Billie Sol's back in town…

… for one day, visiting friends 40 years after the scandal that brought down his empire

Staff Writer
PECOS, Wed., Jan. 23, 2002 -- "It hasn't changed that much, but it's changing for the good all the time," Billie Sol Estes said, while sitting at a table in Alfredo's Restaurant.

Pecos' most famous former resident was back in town for a day on Tuesday, nearly 40 years after the scandal broke that sent the friend and associate of then-Vice President Lyndon Johnson to prison for falsifying records on anhydrous ammonia fertilizer tanks in Reeves County.

Alfredo's wasn't around 40 years ago, when Estes and Pecos were becoming nationally famous. But he said he had a specific reason for stopping in and spending a few hours at the Cedar Street restaurant.

"I came to see Alfred and Connie and Alfred Jr. and his wife," Estes said. "I've known Alfred and Connie since 1951."

"My dad worked for him and there are other families around town who have connections to him," said Alfredo Gomez, Jr., who moved back to Pecos with his family from Fort Stockton several years ago. "Billy's been a good friend of my family for many, many years."
══════════
REQUIRED TASKS:
1. From the article on Billie Sol Estes's visit to Pecos, write out the passage that begins at the words "Billie Sol's back" and stops after the words "in Alfredo's Restaurant.".
2. According to the article on Billie Sol Estes's visit to Pecos, since what year has Estes known Alfred and Connie?
The material after this article isn't needed.
══════════
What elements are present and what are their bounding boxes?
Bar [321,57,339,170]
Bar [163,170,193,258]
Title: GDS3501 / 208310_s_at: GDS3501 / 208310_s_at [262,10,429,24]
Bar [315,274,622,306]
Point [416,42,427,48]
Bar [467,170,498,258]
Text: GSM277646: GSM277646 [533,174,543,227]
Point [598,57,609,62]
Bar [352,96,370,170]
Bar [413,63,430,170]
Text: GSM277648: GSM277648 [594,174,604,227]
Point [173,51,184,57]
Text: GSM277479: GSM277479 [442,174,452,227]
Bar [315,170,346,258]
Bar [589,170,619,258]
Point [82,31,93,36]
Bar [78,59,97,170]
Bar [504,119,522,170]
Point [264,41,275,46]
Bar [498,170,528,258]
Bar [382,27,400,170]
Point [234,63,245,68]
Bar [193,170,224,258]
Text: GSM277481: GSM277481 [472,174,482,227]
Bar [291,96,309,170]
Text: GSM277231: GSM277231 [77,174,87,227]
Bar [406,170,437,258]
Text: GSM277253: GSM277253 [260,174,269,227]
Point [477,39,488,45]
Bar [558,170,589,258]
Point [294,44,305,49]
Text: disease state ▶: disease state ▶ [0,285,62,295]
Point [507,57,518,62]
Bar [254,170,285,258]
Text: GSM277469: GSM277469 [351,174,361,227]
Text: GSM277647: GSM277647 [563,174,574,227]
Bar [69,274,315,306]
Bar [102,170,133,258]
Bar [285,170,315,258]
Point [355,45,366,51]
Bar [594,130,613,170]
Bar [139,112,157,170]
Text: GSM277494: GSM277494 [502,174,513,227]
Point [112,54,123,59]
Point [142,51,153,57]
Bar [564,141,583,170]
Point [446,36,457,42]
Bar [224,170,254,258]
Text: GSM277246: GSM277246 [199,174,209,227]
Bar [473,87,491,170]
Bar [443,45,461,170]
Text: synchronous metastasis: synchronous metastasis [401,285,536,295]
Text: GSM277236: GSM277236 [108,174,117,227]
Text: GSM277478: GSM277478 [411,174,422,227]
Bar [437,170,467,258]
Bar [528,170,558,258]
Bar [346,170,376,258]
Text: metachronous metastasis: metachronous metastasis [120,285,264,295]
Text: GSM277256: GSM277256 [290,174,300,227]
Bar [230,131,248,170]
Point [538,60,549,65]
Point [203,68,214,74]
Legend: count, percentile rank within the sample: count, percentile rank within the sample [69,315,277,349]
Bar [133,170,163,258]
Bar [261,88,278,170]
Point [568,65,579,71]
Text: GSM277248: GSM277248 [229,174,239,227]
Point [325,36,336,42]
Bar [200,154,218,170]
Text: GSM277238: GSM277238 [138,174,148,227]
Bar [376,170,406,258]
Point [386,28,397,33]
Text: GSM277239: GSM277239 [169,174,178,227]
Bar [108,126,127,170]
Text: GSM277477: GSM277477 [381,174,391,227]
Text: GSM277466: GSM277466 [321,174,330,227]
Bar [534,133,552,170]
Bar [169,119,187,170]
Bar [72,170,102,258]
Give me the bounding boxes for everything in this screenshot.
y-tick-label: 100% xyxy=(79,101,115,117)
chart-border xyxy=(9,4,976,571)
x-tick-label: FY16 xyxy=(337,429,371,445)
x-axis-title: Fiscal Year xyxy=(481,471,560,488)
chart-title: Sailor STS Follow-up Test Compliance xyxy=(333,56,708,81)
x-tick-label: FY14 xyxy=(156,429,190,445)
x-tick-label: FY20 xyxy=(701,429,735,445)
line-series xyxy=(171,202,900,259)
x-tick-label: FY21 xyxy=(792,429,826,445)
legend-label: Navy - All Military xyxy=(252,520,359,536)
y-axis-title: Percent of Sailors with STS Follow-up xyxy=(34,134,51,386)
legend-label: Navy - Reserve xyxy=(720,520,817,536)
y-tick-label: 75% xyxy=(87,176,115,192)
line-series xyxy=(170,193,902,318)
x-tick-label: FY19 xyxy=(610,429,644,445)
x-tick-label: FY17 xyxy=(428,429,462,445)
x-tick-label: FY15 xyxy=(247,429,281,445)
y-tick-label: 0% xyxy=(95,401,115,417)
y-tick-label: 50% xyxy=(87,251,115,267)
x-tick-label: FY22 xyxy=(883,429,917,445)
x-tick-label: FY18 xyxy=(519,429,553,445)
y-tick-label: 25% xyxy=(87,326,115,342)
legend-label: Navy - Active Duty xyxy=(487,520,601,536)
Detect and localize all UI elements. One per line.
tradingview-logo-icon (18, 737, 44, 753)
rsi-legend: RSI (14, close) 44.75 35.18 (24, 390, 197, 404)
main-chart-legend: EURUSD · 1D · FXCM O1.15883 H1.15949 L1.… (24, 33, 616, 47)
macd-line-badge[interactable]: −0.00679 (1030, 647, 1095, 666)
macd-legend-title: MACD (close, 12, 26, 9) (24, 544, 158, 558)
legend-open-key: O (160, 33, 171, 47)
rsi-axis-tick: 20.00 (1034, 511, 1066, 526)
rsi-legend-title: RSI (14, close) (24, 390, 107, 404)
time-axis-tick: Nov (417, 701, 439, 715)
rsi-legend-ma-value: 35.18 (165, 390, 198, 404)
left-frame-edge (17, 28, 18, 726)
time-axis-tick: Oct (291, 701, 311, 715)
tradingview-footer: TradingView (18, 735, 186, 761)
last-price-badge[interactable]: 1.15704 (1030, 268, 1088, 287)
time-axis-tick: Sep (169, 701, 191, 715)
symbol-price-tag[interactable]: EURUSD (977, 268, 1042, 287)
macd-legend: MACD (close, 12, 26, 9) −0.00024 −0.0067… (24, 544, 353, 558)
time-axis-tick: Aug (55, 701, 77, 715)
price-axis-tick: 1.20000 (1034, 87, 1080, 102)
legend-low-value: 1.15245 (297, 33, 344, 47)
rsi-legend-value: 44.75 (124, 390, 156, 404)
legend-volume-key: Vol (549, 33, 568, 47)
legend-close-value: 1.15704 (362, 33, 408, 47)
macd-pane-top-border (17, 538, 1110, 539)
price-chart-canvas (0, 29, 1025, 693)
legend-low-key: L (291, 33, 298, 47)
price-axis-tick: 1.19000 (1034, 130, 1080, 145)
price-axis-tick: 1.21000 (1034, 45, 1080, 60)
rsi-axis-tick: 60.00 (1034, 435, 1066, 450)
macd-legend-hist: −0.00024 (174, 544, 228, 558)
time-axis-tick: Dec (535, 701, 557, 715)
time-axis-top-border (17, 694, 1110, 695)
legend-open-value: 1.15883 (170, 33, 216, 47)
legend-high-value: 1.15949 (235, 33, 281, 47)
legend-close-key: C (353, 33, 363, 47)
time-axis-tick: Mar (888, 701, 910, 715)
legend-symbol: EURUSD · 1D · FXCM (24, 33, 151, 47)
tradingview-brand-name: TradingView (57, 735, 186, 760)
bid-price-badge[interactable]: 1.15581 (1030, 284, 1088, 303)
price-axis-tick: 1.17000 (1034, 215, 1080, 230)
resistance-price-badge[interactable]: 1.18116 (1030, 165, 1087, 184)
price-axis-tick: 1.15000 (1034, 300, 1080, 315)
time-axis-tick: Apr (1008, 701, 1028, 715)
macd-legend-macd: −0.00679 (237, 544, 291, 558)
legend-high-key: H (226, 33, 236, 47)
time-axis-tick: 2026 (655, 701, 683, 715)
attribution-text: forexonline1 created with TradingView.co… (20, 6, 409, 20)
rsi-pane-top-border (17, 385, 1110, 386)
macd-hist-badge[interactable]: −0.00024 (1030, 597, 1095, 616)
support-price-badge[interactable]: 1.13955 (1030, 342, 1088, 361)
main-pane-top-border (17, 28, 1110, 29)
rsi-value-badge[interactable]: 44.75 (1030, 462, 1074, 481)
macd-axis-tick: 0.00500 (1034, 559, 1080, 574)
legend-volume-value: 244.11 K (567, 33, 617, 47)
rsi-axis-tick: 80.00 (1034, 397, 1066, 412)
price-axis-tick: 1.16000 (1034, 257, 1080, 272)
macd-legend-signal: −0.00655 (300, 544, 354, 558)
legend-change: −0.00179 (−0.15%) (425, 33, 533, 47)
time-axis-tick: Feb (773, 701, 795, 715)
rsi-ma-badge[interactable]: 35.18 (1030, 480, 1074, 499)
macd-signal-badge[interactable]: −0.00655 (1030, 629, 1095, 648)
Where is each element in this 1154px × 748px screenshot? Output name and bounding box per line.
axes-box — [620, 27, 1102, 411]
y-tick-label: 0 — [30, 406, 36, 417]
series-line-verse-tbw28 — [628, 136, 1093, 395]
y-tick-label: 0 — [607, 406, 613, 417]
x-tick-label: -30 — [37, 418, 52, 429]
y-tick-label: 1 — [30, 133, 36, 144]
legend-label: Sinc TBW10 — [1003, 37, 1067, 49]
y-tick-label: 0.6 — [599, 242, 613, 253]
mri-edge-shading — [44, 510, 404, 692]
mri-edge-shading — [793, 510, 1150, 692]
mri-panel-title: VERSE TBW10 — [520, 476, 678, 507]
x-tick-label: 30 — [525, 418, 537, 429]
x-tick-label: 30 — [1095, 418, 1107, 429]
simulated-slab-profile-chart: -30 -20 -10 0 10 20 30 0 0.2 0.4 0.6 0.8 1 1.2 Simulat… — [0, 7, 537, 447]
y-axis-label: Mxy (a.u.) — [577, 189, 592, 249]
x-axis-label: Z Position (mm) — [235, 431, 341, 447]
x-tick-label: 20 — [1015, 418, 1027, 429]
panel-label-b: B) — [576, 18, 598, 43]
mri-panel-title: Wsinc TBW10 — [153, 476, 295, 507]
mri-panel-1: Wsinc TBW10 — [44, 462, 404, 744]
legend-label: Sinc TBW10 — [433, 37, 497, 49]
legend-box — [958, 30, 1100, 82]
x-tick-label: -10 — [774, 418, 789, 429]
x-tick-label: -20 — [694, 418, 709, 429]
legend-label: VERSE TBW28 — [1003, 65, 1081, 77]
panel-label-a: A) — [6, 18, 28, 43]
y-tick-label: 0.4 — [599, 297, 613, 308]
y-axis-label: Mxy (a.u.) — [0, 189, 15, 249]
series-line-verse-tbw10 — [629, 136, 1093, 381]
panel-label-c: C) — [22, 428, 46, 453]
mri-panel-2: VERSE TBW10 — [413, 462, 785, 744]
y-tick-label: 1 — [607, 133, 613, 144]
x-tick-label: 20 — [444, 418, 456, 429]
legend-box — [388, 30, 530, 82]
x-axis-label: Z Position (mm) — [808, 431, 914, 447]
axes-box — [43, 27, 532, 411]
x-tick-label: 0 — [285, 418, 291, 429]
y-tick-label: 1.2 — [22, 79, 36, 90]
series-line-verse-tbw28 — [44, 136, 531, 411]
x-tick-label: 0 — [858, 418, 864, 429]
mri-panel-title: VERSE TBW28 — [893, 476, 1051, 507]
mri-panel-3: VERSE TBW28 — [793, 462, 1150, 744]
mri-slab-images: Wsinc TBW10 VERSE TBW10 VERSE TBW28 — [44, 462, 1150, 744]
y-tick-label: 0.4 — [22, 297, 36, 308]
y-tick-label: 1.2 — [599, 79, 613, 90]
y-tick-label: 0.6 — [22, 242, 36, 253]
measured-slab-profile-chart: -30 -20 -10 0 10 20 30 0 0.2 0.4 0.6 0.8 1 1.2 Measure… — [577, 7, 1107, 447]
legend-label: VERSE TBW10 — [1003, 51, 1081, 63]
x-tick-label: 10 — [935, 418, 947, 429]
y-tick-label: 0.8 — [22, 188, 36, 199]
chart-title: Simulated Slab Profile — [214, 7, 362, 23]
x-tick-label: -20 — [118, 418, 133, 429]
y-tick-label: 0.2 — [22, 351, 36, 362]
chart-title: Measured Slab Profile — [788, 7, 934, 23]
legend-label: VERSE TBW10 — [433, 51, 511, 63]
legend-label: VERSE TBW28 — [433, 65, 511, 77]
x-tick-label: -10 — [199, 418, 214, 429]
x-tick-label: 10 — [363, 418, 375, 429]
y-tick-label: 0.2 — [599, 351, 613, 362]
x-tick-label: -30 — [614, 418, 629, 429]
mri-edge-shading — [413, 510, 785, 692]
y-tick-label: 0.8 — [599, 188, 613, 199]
══════════
PER-TASK OUTPUTS:
1.
Billie Sol's back in town…

… for one day, visiting friends 40 years after the scandal that brought down his empire

Staff Writer
PECOS, Wed., Jan. 23, 2002 -- "It hasn't changed that much, but it's changing for the good all the time," Billie Sol Estes said, while sitting at a table in Alfredo's Restaurant.

2. Since 1951.